- _Work to do_:
Copy each line where the word "элементов" occurs.

- _Working data_:
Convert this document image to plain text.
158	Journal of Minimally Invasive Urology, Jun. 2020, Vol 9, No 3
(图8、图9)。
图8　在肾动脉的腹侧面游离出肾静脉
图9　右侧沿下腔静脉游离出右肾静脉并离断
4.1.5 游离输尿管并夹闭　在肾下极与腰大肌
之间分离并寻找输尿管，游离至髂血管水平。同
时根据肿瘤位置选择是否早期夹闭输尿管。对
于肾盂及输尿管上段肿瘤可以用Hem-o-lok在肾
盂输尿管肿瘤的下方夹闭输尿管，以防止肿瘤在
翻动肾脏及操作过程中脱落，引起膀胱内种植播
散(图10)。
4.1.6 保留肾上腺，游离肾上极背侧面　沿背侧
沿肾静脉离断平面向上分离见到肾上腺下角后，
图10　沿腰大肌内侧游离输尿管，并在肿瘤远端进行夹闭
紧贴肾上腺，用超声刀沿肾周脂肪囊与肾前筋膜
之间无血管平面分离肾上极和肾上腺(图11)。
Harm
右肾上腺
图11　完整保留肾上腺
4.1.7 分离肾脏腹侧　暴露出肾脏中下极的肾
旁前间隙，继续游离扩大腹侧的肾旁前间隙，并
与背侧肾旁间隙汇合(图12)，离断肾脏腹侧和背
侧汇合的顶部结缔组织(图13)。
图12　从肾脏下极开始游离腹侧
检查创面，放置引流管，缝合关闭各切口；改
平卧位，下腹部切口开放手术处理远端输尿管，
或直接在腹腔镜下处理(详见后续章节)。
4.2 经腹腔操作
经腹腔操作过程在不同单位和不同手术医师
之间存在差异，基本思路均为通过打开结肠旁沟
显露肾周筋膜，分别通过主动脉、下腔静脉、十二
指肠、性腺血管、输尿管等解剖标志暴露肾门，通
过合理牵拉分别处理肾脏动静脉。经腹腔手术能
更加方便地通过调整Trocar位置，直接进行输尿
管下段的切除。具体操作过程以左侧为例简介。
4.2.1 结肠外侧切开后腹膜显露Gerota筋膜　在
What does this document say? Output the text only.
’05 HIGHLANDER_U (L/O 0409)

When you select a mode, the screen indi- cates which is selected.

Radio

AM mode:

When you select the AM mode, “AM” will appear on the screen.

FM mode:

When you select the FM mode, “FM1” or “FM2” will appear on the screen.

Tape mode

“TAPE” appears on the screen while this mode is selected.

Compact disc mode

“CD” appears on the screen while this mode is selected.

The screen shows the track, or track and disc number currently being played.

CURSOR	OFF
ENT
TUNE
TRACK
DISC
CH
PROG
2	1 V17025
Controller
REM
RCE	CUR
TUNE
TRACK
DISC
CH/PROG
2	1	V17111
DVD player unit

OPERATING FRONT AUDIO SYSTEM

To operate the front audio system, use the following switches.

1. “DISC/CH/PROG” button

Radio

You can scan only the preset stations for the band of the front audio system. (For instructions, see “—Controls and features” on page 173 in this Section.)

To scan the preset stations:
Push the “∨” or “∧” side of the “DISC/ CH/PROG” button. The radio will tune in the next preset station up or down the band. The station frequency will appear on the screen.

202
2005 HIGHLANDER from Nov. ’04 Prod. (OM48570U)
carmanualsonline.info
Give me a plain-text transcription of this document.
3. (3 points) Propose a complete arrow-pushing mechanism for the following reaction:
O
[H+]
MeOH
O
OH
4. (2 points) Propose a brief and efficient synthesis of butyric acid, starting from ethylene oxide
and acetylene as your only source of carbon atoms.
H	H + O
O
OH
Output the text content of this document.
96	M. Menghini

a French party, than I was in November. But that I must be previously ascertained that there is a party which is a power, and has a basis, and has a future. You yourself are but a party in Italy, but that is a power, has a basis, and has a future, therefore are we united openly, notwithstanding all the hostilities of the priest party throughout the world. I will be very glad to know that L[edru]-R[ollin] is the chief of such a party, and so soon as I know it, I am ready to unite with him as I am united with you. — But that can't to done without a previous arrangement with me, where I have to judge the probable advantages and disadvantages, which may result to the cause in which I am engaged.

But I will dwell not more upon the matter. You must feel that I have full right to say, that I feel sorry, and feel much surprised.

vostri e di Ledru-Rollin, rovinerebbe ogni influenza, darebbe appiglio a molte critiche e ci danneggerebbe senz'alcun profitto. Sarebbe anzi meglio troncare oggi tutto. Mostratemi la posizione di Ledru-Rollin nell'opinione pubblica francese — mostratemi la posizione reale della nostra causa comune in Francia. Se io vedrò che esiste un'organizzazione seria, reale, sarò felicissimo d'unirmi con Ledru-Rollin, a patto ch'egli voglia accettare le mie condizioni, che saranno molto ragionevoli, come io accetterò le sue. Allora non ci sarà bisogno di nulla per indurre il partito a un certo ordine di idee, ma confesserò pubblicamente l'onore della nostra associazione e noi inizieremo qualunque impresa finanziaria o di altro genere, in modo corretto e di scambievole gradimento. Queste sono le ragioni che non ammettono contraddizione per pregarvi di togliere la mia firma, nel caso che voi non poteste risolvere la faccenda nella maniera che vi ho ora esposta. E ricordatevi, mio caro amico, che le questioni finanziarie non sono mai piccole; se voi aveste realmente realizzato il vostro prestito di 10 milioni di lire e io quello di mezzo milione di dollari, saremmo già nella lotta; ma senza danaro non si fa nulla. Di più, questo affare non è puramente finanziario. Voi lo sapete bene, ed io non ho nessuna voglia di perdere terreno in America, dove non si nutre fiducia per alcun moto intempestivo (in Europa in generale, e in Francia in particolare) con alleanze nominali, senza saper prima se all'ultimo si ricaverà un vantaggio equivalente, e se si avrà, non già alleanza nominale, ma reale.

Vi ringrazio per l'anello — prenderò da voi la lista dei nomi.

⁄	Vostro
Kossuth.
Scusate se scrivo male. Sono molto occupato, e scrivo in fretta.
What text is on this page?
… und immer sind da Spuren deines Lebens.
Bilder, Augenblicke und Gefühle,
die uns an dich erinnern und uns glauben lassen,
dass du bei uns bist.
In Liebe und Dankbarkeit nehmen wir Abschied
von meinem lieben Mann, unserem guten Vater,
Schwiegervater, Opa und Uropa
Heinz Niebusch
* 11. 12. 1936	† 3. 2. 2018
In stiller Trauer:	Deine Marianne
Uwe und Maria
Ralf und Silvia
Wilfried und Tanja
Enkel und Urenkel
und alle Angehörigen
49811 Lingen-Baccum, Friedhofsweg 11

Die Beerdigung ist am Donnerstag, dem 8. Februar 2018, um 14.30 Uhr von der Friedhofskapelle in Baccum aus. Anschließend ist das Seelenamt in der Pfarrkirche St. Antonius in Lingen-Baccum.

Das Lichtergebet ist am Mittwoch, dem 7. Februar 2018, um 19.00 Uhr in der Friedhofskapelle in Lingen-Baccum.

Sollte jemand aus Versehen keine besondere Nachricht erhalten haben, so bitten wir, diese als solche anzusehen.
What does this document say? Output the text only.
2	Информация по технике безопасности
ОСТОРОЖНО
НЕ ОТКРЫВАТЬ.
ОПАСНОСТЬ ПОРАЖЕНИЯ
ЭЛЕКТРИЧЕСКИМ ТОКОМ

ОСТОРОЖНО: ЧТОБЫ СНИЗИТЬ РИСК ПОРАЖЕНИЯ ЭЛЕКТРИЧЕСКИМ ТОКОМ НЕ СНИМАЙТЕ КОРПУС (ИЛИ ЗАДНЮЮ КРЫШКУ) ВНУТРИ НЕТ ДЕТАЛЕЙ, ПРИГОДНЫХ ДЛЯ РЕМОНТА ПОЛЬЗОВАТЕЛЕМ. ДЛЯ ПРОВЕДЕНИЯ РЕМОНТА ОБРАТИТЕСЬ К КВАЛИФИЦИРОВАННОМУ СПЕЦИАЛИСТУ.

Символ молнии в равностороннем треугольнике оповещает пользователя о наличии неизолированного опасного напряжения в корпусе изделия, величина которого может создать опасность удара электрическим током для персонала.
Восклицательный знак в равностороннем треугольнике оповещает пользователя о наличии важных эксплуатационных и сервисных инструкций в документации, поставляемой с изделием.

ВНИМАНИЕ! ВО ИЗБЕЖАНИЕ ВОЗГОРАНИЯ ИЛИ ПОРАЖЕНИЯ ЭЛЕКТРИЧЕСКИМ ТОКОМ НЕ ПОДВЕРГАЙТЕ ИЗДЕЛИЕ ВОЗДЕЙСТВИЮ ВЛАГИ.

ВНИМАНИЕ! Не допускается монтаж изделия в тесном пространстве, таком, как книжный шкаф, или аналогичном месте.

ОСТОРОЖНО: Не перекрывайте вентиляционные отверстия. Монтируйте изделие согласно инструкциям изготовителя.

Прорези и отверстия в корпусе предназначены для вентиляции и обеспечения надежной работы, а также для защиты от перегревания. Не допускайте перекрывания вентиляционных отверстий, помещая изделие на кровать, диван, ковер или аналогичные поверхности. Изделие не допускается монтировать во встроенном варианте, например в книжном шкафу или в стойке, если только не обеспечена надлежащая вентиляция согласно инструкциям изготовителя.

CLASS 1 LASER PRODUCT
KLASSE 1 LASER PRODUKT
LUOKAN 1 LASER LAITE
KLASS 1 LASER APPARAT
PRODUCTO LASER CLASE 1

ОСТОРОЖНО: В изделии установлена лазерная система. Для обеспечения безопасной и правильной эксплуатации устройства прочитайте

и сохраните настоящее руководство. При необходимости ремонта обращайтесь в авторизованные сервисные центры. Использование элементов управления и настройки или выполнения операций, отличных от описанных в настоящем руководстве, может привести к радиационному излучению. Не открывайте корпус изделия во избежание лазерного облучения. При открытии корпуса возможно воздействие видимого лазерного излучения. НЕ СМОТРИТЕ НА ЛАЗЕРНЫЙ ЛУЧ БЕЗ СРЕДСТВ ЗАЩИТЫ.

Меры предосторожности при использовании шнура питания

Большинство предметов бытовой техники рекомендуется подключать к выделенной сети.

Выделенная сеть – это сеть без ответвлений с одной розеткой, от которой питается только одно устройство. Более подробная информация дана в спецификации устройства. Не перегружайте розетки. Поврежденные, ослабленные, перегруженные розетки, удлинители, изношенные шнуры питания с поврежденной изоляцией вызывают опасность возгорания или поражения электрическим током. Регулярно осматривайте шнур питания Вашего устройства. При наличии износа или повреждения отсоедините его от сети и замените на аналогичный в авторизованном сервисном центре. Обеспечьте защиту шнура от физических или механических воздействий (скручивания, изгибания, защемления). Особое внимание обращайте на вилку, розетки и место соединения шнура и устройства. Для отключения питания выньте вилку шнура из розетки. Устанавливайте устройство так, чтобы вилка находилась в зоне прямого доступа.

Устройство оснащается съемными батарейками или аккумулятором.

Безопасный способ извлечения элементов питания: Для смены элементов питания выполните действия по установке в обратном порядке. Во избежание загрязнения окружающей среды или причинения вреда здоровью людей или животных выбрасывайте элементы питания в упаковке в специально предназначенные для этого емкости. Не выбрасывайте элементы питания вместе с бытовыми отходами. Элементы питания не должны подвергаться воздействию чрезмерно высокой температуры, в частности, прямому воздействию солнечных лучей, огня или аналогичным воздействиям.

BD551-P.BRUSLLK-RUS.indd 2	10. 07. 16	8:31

- _Task solution_:
и сохраните настоящее руководство. При необходимости ремонта обращайтесь в авторизованные сервисные центры. Использование элементов управления и настройки или выполнения операций, отличных от описанных в настоящем руководстве, может привести к радиационному излучению. Не открывайте корпус изделия во избежание лазерного облучения. При открытии корпуса возможно воздействие видимого лазерного излучения. НЕ СМОТРИТЕ НА ЛАЗЕРНЫЙ ЛУЧ БЕЗ СРЕДСТВ ЗАЩИТЫ.
Безопасный способ извлечения элементов питания: Для смены элементов питания выполните действия по установке в обратном порядке. Во избежание загрязнения окружающей среды или причинения вреда здоровью людей или животных выбрасывайте элементы питания в упаковке в специально предназначенные для этого емкости. Не выбрасывайте элементы питания вместе с бытовыми отходами. Элементы питания не должны подвергаться воздействию чрезмерно высокой температуры, в частности, прямому воздействию солнечных лучей, огня или аналогичным воздействиям.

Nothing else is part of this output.